══ Given data
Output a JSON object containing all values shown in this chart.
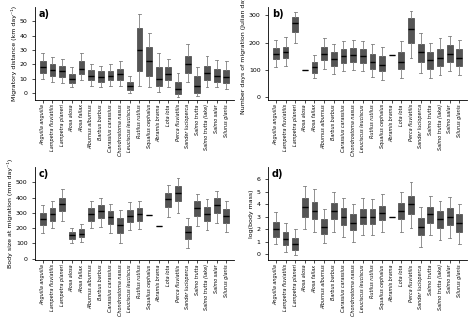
{
  "species_labels": [
    "Anguilla anguilla",
    "Lampetra fluviatilis",
    "Lampetra planeri",
    "Alosa alosa",
    "Alosa fallax",
    "Alburnus alburnus",
    "Barbus barbus",
    "Carassius carassius",
    "Chondrostoma nasus",
    "Leuciscus leuciscus",
    "Rutilus rutilus",
    "Squalius cephalus",
    "Abramis brama",
    "Lota lota",
    "Perca fluviatilis",
    "Sander lucioperca",
    "Salmo trutta",
    "Salmo trutta (lake)",
    "Salmo salar",
    "Silurus glanis"
  ],
  "panel_a": {
    "title": "a)",
    "ylabel": "Migratory distance (km day⁻¹)",
    "ylim": [
      -5,
      60
    ],
    "yticks": [
      0,
      10,
      20,
      30,
      40,
      50
    ],
    "boxes": [
      {
        "med": 18,
        "q1": 14,
        "q3": 22,
        "whislo": 10,
        "whishi": 28
      },
      {
        "med": 16,
        "q1": 12,
        "q3": 20,
        "whislo": 8,
        "whishi": 25
      },
      {
        "med": 15,
        "q1": 11,
        "q3": 19,
        "whislo": 7,
        "whishi": 24
      },
      {
        "med": 10,
        "q1": 7,
        "q3": 13,
        "whislo": 4,
        "whishi": 18
      },
      {
        "med": 17,
        "q1": 13,
        "q3": 22,
        "whislo": 9,
        "whishi": 28
      },
      {
        "med": 12,
        "q1": 9,
        "q3": 16,
        "whislo": 5,
        "whishi": 20
      },
      {
        "med": 11,
        "q1": 8,
        "q3": 15,
        "whislo": 4,
        "whishi": 19
      },
      {
        "med": 12,
        "q1": 9,
        "q3": 15,
        "whislo": 5,
        "whishi": 20
      },
      {
        "med": 13,
        "q1": 9,
        "q3": 17,
        "whislo": 5,
        "whishi": 22
      },
      {
        "med": 5,
        "q1": 2,
        "q3": 8,
        "whislo": 0,
        "whishi": 12
      },
      {
        "med": 30,
        "q1": 15,
        "q3": 45,
        "whislo": 5,
        "whishi": 55
      },
      {
        "med": 22,
        "q1": 12,
        "q3": 32,
        "whislo": 4,
        "whishi": 42
      },
      {
        "med": 10,
        "q1": 5,
        "q3": 18,
        "whislo": 1,
        "whishi": 28
      },
      {
        "med": 13,
        "q1": 9,
        "q3": 18,
        "whislo": 4,
        "whishi": 24
      },
      {
        "med": 3,
        "q1": -1,
        "q3": 8,
        "whislo": -3,
        "whishi": 14
      },
      {
        "med": 20,
        "q1": 14,
        "q3": 26,
        "whislo": 8,
        "whishi": 34
      },
      {
        "med": 5,
        "q1": 0,
        "q3": 12,
        "whislo": -2,
        "whishi": 18
      },
      {
        "med": 14,
        "q1": 9,
        "q3": 19,
        "whislo": 4,
        "whishi": 26
      },
      {
        "med": 12,
        "q1": 8,
        "q3": 17,
        "whislo": 4,
        "whishi": 23
      },
      {
        "med": 11,
        "q1": 7,
        "q3": 16,
        "whislo": 3,
        "whishi": 22
      }
    ]
  },
  "panel_b": {
    "title": "b)",
    "ylabel": "Number days of migration (Julian day)",
    "ylim": [
      -10,
      330
    ],
    "yticks": [
      0,
      100,
      200,
      300
    ],
    "boxes": [
      {
        "med": 160,
        "q1": 140,
        "q3": 180,
        "whislo": 110,
        "whishi": 210
      },
      {
        "med": 165,
        "q1": 145,
        "q3": 185,
        "whislo": 115,
        "whishi": 220
      },
      {
        "med": 270,
        "q1": 240,
        "q3": 295,
        "whislo": 200,
        "whishi": 310
      },
      {
        "med": 100,
        "q1": 100,
        "q3": 100,
        "whislo": 100,
        "whishi": 100
      },
      {
        "med": 110,
        "q1": 90,
        "q3": 130,
        "whislo": 70,
        "whishi": 155
      },
      {
        "med": 160,
        "q1": 135,
        "q3": 185,
        "whislo": 105,
        "whishi": 215
      },
      {
        "med": 140,
        "q1": 115,
        "q3": 165,
        "whislo": 85,
        "whishi": 195
      },
      {
        "med": 150,
        "q1": 125,
        "q3": 175,
        "whislo": 95,
        "whishi": 205
      },
      {
        "med": 155,
        "q1": 130,
        "q3": 180,
        "whislo": 100,
        "whishi": 210
      },
      {
        "med": 150,
        "q1": 125,
        "q3": 175,
        "whislo": 95,
        "whishi": 205
      },
      {
        "med": 130,
        "q1": 105,
        "q3": 160,
        "whislo": 75,
        "whishi": 195
      },
      {
        "med": 120,
        "q1": 95,
        "q3": 150,
        "whislo": 65,
        "whishi": 185
      },
      {
        "med": 155,
        "q1": 155,
        "q3": 155,
        "whislo": 155,
        "whishi": 155
      },
      {
        "med": 130,
        "q1": 105,
        "q3": 165,
        "whislo": 70,
        "whishi": 205
      },
      {
        "med": 250,
        "q1": 200,
        "q3": 290,
        "whislo": 145,
        "whishi": 315
      },
      {
        "med": 165,
        "q1": 130,
        "q3": 195,
        "whislo": 90,
        "whishi": 235
      },
      {
        "med": 135,
        "q1": 105,
        "q3": 165,
        "whislo": 70,
        "whishi": 200
      },
      {
        "med": 145,
        "q1": 115,
        "q3": 175,
        "whislo": 80,
        "whishi": 215
      },
      {
        "med": 160,
        "q1": 130,
        "q3": 190,
        "whislo": 95,
        "whishi": 225
      },
      {
        "med": 145,
        "q1": 115,
        "q3": 175,
        "whislo": 80,
        "whishi": 210
      }
    ]
  },
  "panel_c": {
    "title": "c)",
    "ylabel": "Body size at migration (mm day⁻¹)",
    "ylim": [
      -10,
      600
    ],
    "yticks": [
      0,
      100,
      200,
      300,
      400,
      500
    ],
    "boxes": [
      {
        "med": 260,
        "q1": 220,
        "q3": 300,
        "whislo": 170,
        "whishi": 350
      },
      {
        "med": 290,
        "q1": 250,
        "q3": 330,
        "whislo": 200,
        "whishi": 380
      },
      {
        "med": 360,
        "q1": 310,
        "q3": 400,
        "whislo": 250,
        "whishi": 455
      },
      {
        "med": 155,
        "q1": 130,
        "q3": 175,
        "whislo": 100,
        "whishi": 200
      },
      {
        "med": 165,
        "q1": 140,
        "q3": 195,
        "whislo": 110,
        "whishi": 230
      },
      {
        "med": 290,
        "q1": 250,
        "q3": 330,
        "whislo": 200,
        "whishi": 380
      },
      {
        "med": 310,
        "q1": 265,
        "q3": 350,
        "whislo": 210,
        "whishi": 400
      },
      {
        "med": 270,
        "q1": 225,
        "q3": 310,
        "whislo": 170,
        "whishi": 360
      },
      {
        "med": 220,
        "q1": 170,
        "q3": 265,
        "whislo": 100,
        "whishi": 320
      },
      {
        "med": 280,
        "q1": 240,
        "q3": 320,
        "whislo": 185,
        "whishi": 370
      },
      {
        "med": 290,
        "q1": 250,
        "q3": 330,
        "whislo": 195,
        "whishi": 380
      },
      {
        "med": 285,
        "q1": 285,
        "q3": 285,
        "whislo": 285,
        "whishi": 285
      },
      {
        "med": 215,
        "q1": 215,
        "q3": 215,
        "whislo": 215,
        "whishi": 215
      },
      {
        "med": 390,
        "q1": 340,
        "q3": 430,
        "whislo": 275,
        "whishi": 485
      },
      {
        "med": 430,
        "q1": 375,
        "q3": 475,
        "whislo": 300,
        "whishi": 530
      },
      {
        "med": 175,
        "q1": 130,
        "q3": 215,
        "whislo": 70,
        "whishi": 265
      },
      {
        "med": 330,
        "q1": 280,
        "q3": 375,
        "whislo": 215,
        "whishi": 425
      },
      {
        "med": 295,
        "q1": 250,
        "q3": 340,
        "whislo": 190,
        "whishi": 390
      },
      {
        "med": 350,
        "q1": 300,
        "q3": 395,
        "whislo": 235,
        "whishi": 445
      },
      {
        "med": 280,
        "q1": 235,
        "q3": 325,
        "whislo": 175,
        "whishi": 375
      }
    ]
  },
  "panel_d": {
    "title": "d)",
    "ylabel": "log(body mass)",
    "ylim": [
      -0.5,
      7
    ],
    "yticks": [
      0,
      1,
      2,
      3,
      4,
      5,
      6
    ],
    "boxes": [
      {
        "med": 2.0,
        "q1": 1.4,
        "q3": 2.6,
        "whislo": 0.8,
        "whishi": 3.4
      },
      {
        "med": 1.2,
        "q1": 0.7,
        "q3": 1.8,
        "whislo": 0.2,
        "whishi": 2.5
      },
      {
        "med": 0.8,
        "q1": 0.3,
        "q3": 1.3,
        "whislo": -0.1,
        "whishi": 2.0
      },
      {
        "med": 3.8,
        "q1": 3.0,
        "q3": 4.5,
        "whislo": 2.0,
        "whishi": 5.5
      },
      {
        "med": 3.5,
        "q1": 2.8,
        "q3": 4.2,
        "whislo": 1.8,
        "whishi": 5.2
      },
      {
        "med": 2.2,
        "q1": 1.6,
        "q3": 2.8,
        "whislo": 0.9,
        "whishi": 3.6
      },
      {
        "med": 3.5,
        "q1": 2.8,
        "q3": 4.1,
        "whislo": 1.8,
        "whishi": 5.0
      },
      {
        "med": 3.0,
        "q1": 2.3,
        "q3": 3.7,
        "whislo": 1.4,
        "whishi": 4.5
      },
      {
        "med": 2.5,
        "q1": 1.9,
        "q3": 3.2,
        "whislo": 1.0,
        "whishi": 4.0
      },
      {
        "med": 3.0,
        "q1": 2.4,
        "q3": 3.6,
        "whislo": 1.5,
        "whishi": 4.5
      },
      {
        "med": 3.0,
        "q1": 2.4,
        "q3": 3.6,
        "whislo": 1.5,
        "whishi": 4.4
      },
      {
        "med": 3.3,
        "q1": 2.7,
        "q3": 3.9,
        "whislo": 1.8,
        "whishi": 4.8
      },
      {
        "med": 3.0,
        "q1": 3.0,
        "q3": 3.0,
        "whislo": 3.0,
        "whishi": 3.0
      },
      {
        "med": 3.5,
        "q1": 2.8,
        "q3": 4.1,
        "whislo": 1.8,
        "whishi": 5.0
      },
      {
        "med": 4.0,
        "q1": 3.2,
        "q3": 4.7,
        "whislo": 2.1,
        "whishi": 5.8
      },
      {
        "med": 2.2,
        "q1": 1.5,
        "q3": 2.9,
        "whislo": 0.6,
        "whishi": 3.8
      },
      {
        "med": 3.2,
        "q1": 2.5,
        "q3": 3.8,
        "whislo": 1.5,
        "whishi": 4.7
      },
      {
        "med": 2.8,
        "q1": 2.1,
        "q3": 3.5,
        "whislo": 1.1,
        "whishi": 4.3
      },
      {
        "med": 3.0,
        "q1": 2.3,
        "q3": 3.7,
        "whislo": 1.3,
        "whishi": 4.6
      },
      {
        "med": 2.5,
        "q1": 1.8,
        "q3": 3.2,
        "whislo": 0.8,
        "whishi": 4.0
      }
    ]
  },
  "box_color": "#d3d3d3",
  "median_color": "#000000",
  "whisker_color": "#808080",
  "fig_width": 4.74,
  "fig_height": 3.23
}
════
▸ Task objective:
Determine the number of lines in the entries above where the string "Salmo" appears. Answer with the number alone.

▸ Written response:
3